-- START --

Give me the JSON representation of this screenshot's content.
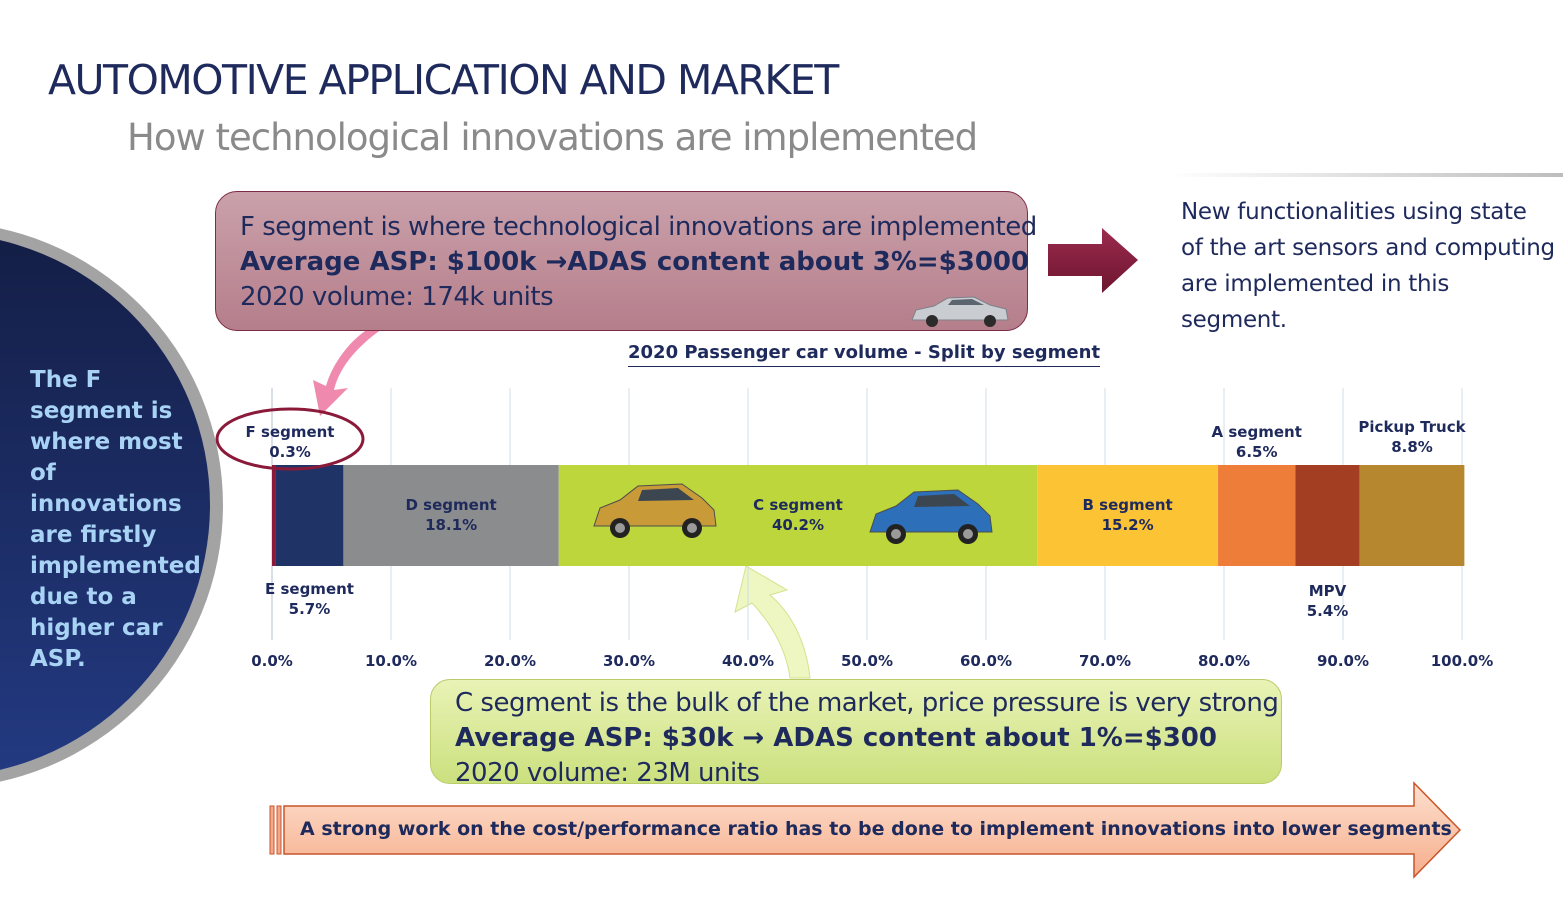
{
  "title": "AUTOMOTIVE APPLICATION AND MARKET",
  "subtitle": "How technological innovations are implemented",
  "f_box": {
    "line1": "F segment is where technological innovations are implemented",
    "line2": "Average ASP: $100k →ADAS content about 3%=$3000",
    "line3": "2020 volume: 174k units"
  },
  "c_box": {
    "line1": "C segment is the bulk of the market, price pressure is very strong",
    "line2": "Average ASP: $30k → ADAS content about 1%=$300",
    "line3": "2020 volume: 23M units"
  },
  "right_text": {
    "line1": "New functionalities using state",
    "line2": "of the art sensors and computing",
    "line3": "are implemented in this segment."
  },
  "left_text": "The F segment is where most of innovations are firstly implemented due to a higher car ASP.",
  "bottom_text": "A strong work on the cost/performance ratio has to be done to implement innovations into lower segments",
  "colors": {
    "navy": "#1f2a5c",
    "f_segment": "#8b1a3a",
    "e_segment": "#1f3366",
    "d_segment": "#8a8c8e",
    "c_segment": "#bcd63b",
    "b_segment": "#fcc434",
    "a_segment": "#ef7d3a",
    "mpv": "#a33e22",
    "pickup": "#b6872e"
  },
  "chart_data": {
    "type": "bar",
    "orientation": "horizontal-stacked-100",
    "title": "2020 Passenger car volume - Split by segment",
    "x_ticks": [
      "0.0%",
      "10.0%",
      "20.0%",
      "30.0%",
      "40.0%",
      "50.0%",
      "60.0%",
      "70.0%",
      "80.0%",
      "90.0%",
      "100.0%"
    ],
    "xlim": [
      0,
      100
    ],
    "grid": true,
    "series": [
      {
        "name": "F segment",
        "value": 0.3,
        "label": "0.3%",
        "color": "#8b1a3a"
      },
      {
        "name": "E segment",
        "value": 5.7,
        "label": "5.7%",
        "color": "#1f3366"
      },
      {
        "name": "D segment",
        "value": 18.1,
        "label": "18.1%",
        "color": "#8a8c8e"
      },
      {
        "name": "C segment",
        "value": 40.2,
        "label": "40.2%",
        "color": "#bcd63b"
      },
      {
        "name": "B segment",
        "value": 15.2,
        "label": "15.2%",
        "color": "#fcc434"
      },
      {
        "name": "A segment",
        "value": 6.5,
        "label": "6.5%",
        "color": "#ef7d3a"
      },
      {
        "name": "MPV",
        "value": 5.4,
        "label": "5.4%",
        "color": "#a33e22"
      },
      {
        "name": "Pickup Truck",
        "value": 8.8,
        "label": "8.8%",
        "color": "#b6872e"
      }
    ]
  }
}
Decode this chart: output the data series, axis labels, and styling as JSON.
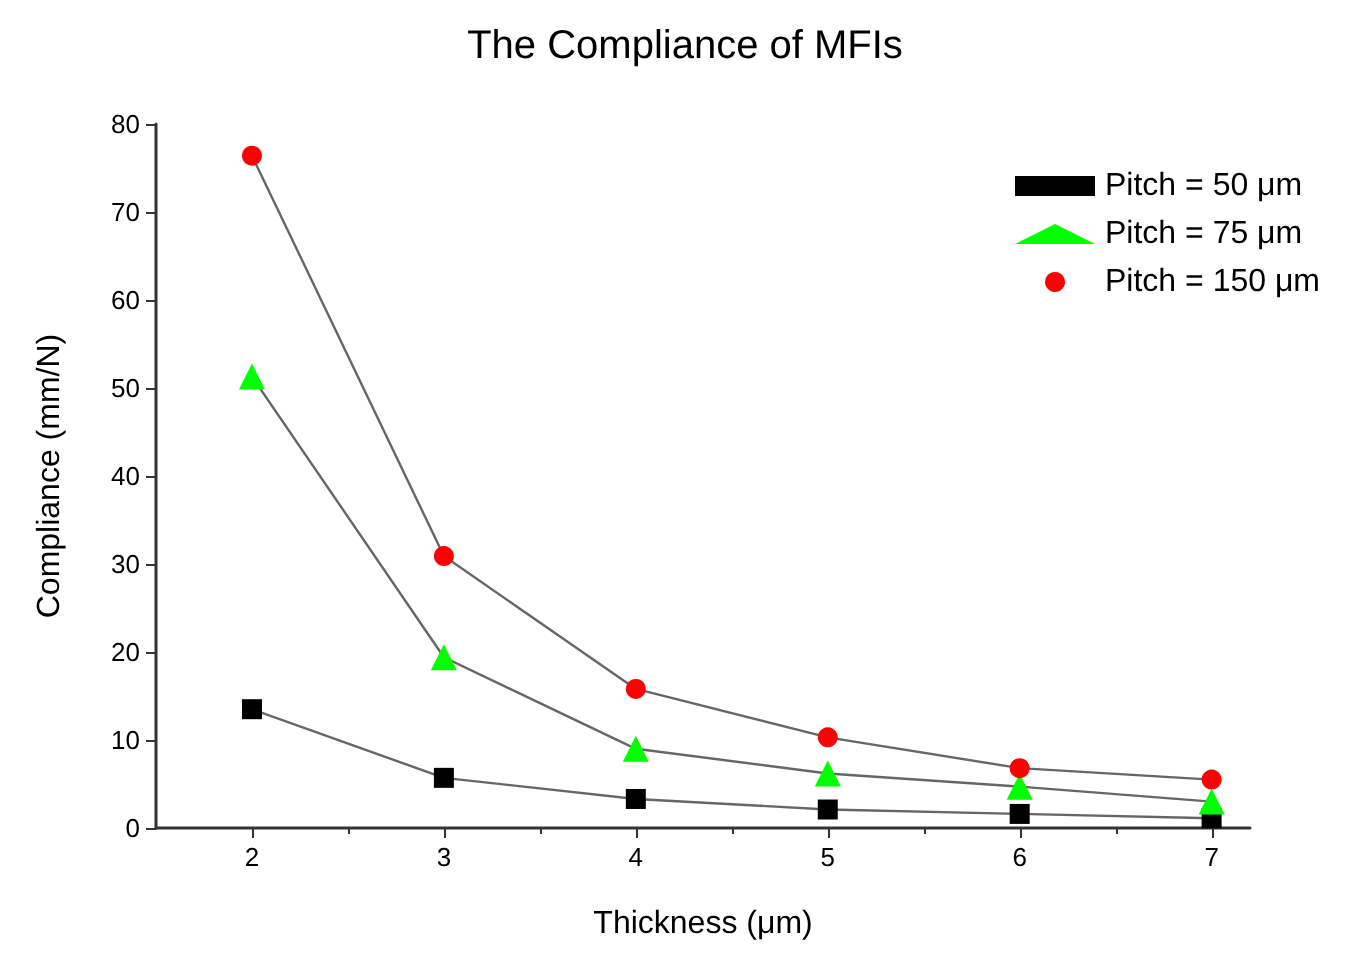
{
  "chart_data": {
    "type": "line",
    "title": "The Compliance of MFIs",
    "xlabel": "Thickness (μm)",
    "ylabel": "Compliance (mm/N)",
    "x": [
      2,
      3,
      4,
      5,
      6,
      7
    ],
    "series": [
      {
        "name": "Pitch = 50 μm",
        "color": "#000000",
        "marker": "square",
        "values": [
          13.5,
          5.7,
          3.3,
          2.1,
          1.6,
          1.1
        ]
      },
      {
        "name": "Pitch = 75 μm",
        "color": "#00ff00",
        "marker": "triangle",
        "values": [
          51.3,
          19.4,
          9.0,
          6.2,
          4.7,
          3.0
        ]
      },
      {
        "name": "Pitch = 150 μm",
        "color": "#ff0000",
        "marker": "circle",
        "values": [
          76.4,
          30.9,
          15.8,
          10.3,
          6.8,
          5.5
        ]
      }
    ],
    "xlim": [
      1.5,
      7.2
    ],
    "xticks": [
      2,
      3,
      4,
      5,
      6,
      7
    ],
    "ylim": [
      0,
      80
    ],
    "yticks": [
      0,
      10,
      20,
      30,
      40,
      50,
      60,
      70,
      80
    ],
    "grid": false,
    "legend": "top right"
  }
}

-- END --

From start to finish, output the listing exactly, but omit its pictures.

■ OUTPUT BELOW
Give me the JSON representation of this screenshot's content.
{
  "title": "AUTOMOTIVE APPLICATION AND MARKET",
  "subtitle": "How technological innovations are implemented",
  "f_box": {
    "line1": "F segment is where technological innovations are implemented",
    "line2": "Average ASP: $100k →ADAS content about 3%=$3000",
    "line3": "2020 volume: 174k units"
  },
  "c_box": {
    "line1": "C segment is the bulk of the market, price pressure is very strong",
    "line2": "Average ASP: $30k → ADAS content about 1%=$300",
    "line3": "2020 volume: 23M units"
  },
  "right_text": {
    "line1": "New functionalities using state",
    "line2": "of the art sensors and computing",
    "line3": "are implemented in this segment."
  },
  "left_text": "The F segment is where most of innovations are firstly implemented due to a higher car ASP.",
  "bottom_text": "A strong work on the cost/performance ratio has to be done to implement innovations into lower segments",
  "colors": {
    "navy": "#1f2a5c",
    "f_segment": "#8b1a3a",
    "e_segment": "#1f3366",
    "d_segment": "#8a8c8e",
    "c_segment": "#bcd63b",
    "b_segment": "#fcc434",
    "a_segment": "#ef7d3a",
    "mpv": "#a33e22",
    "pickup": "#b6872e"
  },
  "chart_data": {
    "type": "bar",
    "orientation": "horizontal-stacked-100",
    "title": "2020 Passenger car volume - Split by segment",
    "x_ticks": [
      "0.0%",
      "10.0%",
      "20.0%",
      "30.0%",
      "40.0%",
      "50.0%",
      "60.0%",
      "70.0%",
      "80.0%",
      "90.0%",
      "100.0%"
    ],
    "xlim": [
      0,
      100
    ],
    "grid": true,
    "series": [
      {
        "name": "F segment",
        "value": 0.3,
        "label": "0.3%",
        "color": "#8b1a3a"
      },
      {
        "name": "E segment",
        "value": 5.7,
        "label": "5.7%",
        "color": "#1f3366"
      },
      {
        "name": "D segment",
        "value": 18.1,
        "label": "18.1%",
        "color": "#8a8c8e"
      },
      {
        "name": "C segment",
        "value": 40.2,
        "label": "40.2%",
        "color": "#bcd63b"
      },
      {
        "name": "B segment",
        "value": 15.2,
        "label": "15.2%",
        "color": "#fcc434"
      },
      {
        "name": "A segment",
        "value": 6.5,
        "label": "6.5%",
        "color": "#ef7d3a"
      },
      {
        "name": "MPV",
        "value": 5.4,
        "label": "5.4%",
        "color": "#a33e22"
      },
      {
        "name": "Pickup Truck",
        "value": 8.8,
        "label": "8.8%",
        "color": "#b6872e"
      }
    ]
  }
}
Decode this chart: output the data series, axis labels, and styling as JSON.
{
  "chart_data": {
    "type": "line",
    "title": "The Compliance of MFIs",
    "xlabel": "Thickness (μm)",
    "ylabel": "Compliance (mm/N)",
    "x": [
      2,
      3,
      4,
      5,
      6,
      7
    ],
    "series": [
      {
        "name": "Pitch = 50 μm",
        "color": "#000000",
        "marker": "square",
        "values": [
          13.5,
          5.7,
          3.3,
          2.1,
          1.6,
          1.1
        ]
      },
      {
        "name": "Pitch = 75 μm",
        "color": "#00ff00",
        "marker": "triangle",
        "values": [
          51.3,
          19.4,
          9.0,
          6.2,
          4.7,
          3.0
        ]
      },
      {
        "name": "Pitch = 150 μm",
        "color": "#ff0000",
        "marker": "circle",
        "values": [
          76.4,
          30.9,
          15.8,
          10.3,
          6.8,
          5.5
        ]
      }
    ],
    "xlim": [
      1.5,
      7.2
    ],
    "xticks": [
      2,
      3,
      4,
      5,
      6,
      7
    ],
    "ylim": [
      0,
      80
    ],
    "yticks": [
      0,
      10,
      20,
      30,
      40,
      50,
      60,
      70,
      80
    ],
    "grid": false,
    "legend": "top right"
  }
}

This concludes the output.